Prompt:
Write out the entries verbatim and leave the images out of the copy.

Source material:
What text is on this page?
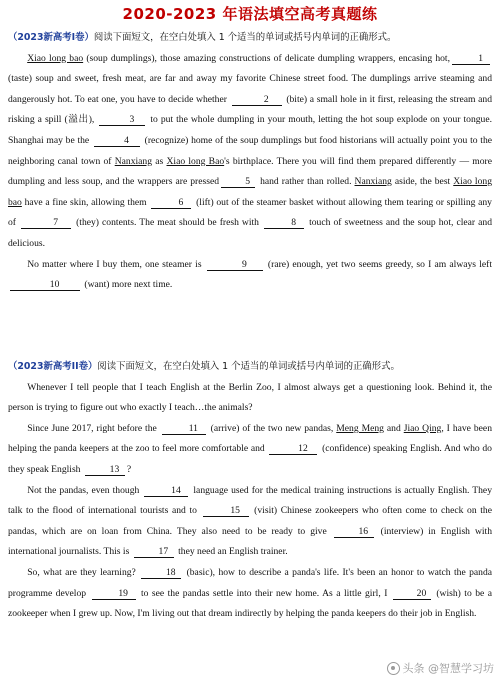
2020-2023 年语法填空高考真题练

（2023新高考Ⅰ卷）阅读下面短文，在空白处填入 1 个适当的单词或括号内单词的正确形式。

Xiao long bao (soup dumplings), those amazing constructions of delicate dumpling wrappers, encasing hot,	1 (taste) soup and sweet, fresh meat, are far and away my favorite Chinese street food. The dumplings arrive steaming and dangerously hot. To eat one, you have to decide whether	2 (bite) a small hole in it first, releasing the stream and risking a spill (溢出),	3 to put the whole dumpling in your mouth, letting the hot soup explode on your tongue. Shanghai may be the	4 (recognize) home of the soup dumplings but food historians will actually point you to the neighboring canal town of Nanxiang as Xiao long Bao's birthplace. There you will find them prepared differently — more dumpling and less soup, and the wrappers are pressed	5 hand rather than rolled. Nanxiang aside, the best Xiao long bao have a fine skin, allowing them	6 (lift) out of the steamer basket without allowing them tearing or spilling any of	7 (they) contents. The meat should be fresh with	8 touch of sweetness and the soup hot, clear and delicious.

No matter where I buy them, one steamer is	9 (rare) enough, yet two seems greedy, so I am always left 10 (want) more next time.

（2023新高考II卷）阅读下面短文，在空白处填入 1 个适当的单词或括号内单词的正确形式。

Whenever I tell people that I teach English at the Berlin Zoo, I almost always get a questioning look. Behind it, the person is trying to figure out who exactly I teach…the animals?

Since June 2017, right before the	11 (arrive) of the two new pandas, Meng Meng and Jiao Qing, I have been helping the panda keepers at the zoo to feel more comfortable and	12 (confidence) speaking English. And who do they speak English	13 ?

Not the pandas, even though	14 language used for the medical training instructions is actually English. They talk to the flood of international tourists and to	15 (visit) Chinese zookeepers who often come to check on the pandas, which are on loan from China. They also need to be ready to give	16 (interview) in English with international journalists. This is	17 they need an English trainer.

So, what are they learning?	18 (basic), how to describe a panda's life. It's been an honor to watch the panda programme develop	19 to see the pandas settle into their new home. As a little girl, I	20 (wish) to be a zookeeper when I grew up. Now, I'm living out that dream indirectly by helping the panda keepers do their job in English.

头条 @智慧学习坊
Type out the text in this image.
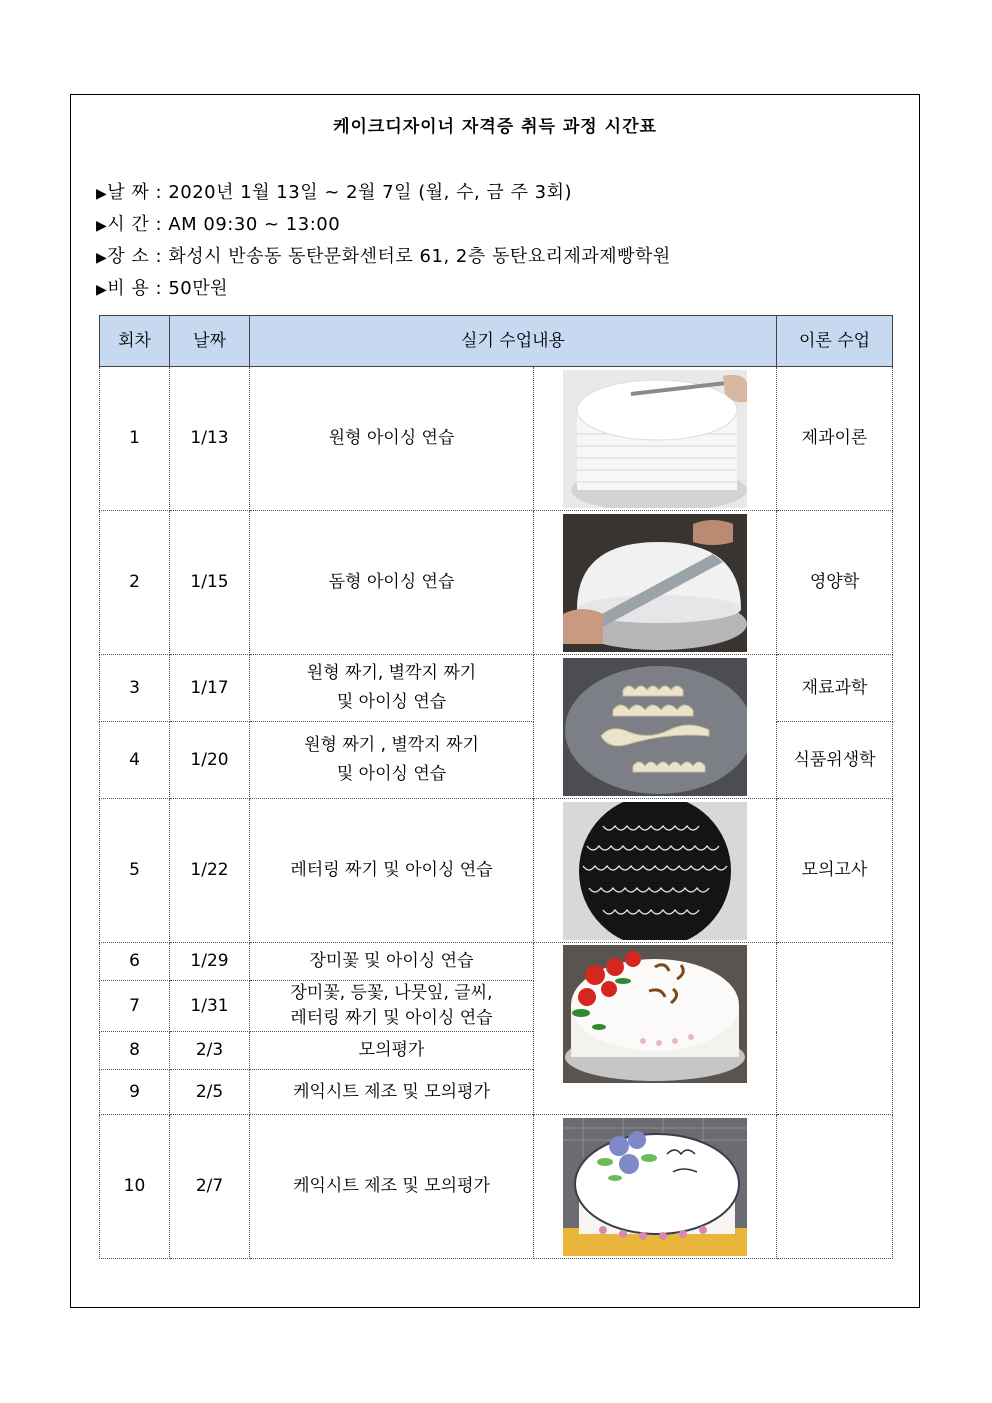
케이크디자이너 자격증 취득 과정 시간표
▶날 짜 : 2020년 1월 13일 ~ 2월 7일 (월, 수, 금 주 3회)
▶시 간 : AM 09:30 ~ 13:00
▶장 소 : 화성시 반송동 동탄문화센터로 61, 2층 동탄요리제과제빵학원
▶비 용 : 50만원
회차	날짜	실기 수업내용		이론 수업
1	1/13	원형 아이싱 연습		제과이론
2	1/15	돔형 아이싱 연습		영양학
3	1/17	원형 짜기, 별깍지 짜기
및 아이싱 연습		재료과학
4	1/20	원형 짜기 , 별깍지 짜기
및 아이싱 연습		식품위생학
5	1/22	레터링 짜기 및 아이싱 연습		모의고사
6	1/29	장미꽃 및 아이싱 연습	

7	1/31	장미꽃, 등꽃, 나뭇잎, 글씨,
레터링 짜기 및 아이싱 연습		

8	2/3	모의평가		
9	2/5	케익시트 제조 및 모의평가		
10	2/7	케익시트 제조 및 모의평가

Task result:
What text is on this page?
2020-2023 年语法填空高考真题练

（2023新高考Ⅰ卷）阅读下面短文，在空白处填入 1 个适当的单词或括号内单词的正确形式。

Xiao long bao (soup dumplings), those amazing constructions of delicate dumpling wrappers, encasing hot,	1 (taste) soup and sweet, fresh meat, are far and away my favorite Chinese street food. The dumplings arrive steaming and dangerously hot. To eat one, you have to decide whether	2 (bite) a small hole in it first, releasing the stream and risking a spill (溢出),	3 to put the whole dumpling in your mouth, letting the hot soup explode on your tongue. Shanghai may be the	4 (recognize) home of the soup dumplings but food historians will actually point you to the neighboring canal town of Nanxiang as Xiao long Bao's birthplace. There you will find them prepared differently — more dumpling and less soup, and the wrappers are pressed	5 hand rather than rolled. Nanxiang aside, the best Xiao long bao have a fine skin, allowing them	6 (lift) out of the steamer basket without allowing them tearing or spilling any of	7 (they) contents. The meat should be fresh with	8 touch of sweetness and the soup hot, clear and delicious.

No matter where I buy them, one steamer is	9 (rare) enough, yet two seems greedy, so I am always left 10 (want) more next time.

（2023新高考II卷）阅读下面短文，在空白处填入 1 个适当的单词或括号内单词的正确形式。

Whenever I tell people that I teach English at the Berlin Zoo, I almost always get a questioning look. Behind it, the person is trying to figure out who exactly I teach…the animals?

Since June 2017, right before the	11 (arrive) of the two new pandas, Meng Meng and Jiao Qing, I have been helping the panda keepers at the zoo to feel more comfortable and	12 (confidence) speaking English. And who do they speak English	13 ?

Not the pandas, even though	14 language used for the medical training instructions is actually English. They talk to the flood of international tourists and to	15 (visit) Chinese zookeepers who often come to check on the pandas, which are on loan from China. They also need to be ready to give	16 (interview) in English with international journalists. This is	17 they need an English trainer.

So, what are they learning?	18 (basic), how to describe a panda's life. It's been an honor to watch the panda programme develop	19 to see the pandas settle into their new home. As a little girl, I	20 (wish) to be a zookeeper when I grew up. Now, I'm living out that dream indirectly by helping the panda keepers do their job in English.

头条 @智慧学习坊
Type out the text in this image.
케이크디자이너 자격증 취득 과정 시간표
▶날 짜 : 2020년 1월 13일 ~ 2월 7일 (월, 수, 금 주 3회)
▶시 간 : AM 09:30 ~ 13:00
▶장 소 : 화성시 반송동 동탄문화센터로 61, 2층 동탄요리제과제빵학원
▶비 용 : 50만원
회차	날짜	실기 수업내용		이론 수업
1	1/13	원형 아이싱 연습		제과이론
2	1/15	돔형 아이싱 연습		영양학
3	1/17	원형 짜기, 별깍지 짜기
및 아이싱 연습		재료과학
4	1/20	원형 짜기 , 별깍지 짜기
및 아이싱 연습		식품위생학
5	1/22	레터링 짜기 및 아이싱 연습		모의고사
6	1/29	장미꽃 및 아이싱 연습	

7	1/31	장미꽃, 등꽃, 나뭇잎, 글씨,
레터링 짜기 및 아이싱 연습		

8	2/3	모의평가		
9	2/5	케익시트 제조 및 모의평가		
10	2/7	케익시트 제조 및 모의평가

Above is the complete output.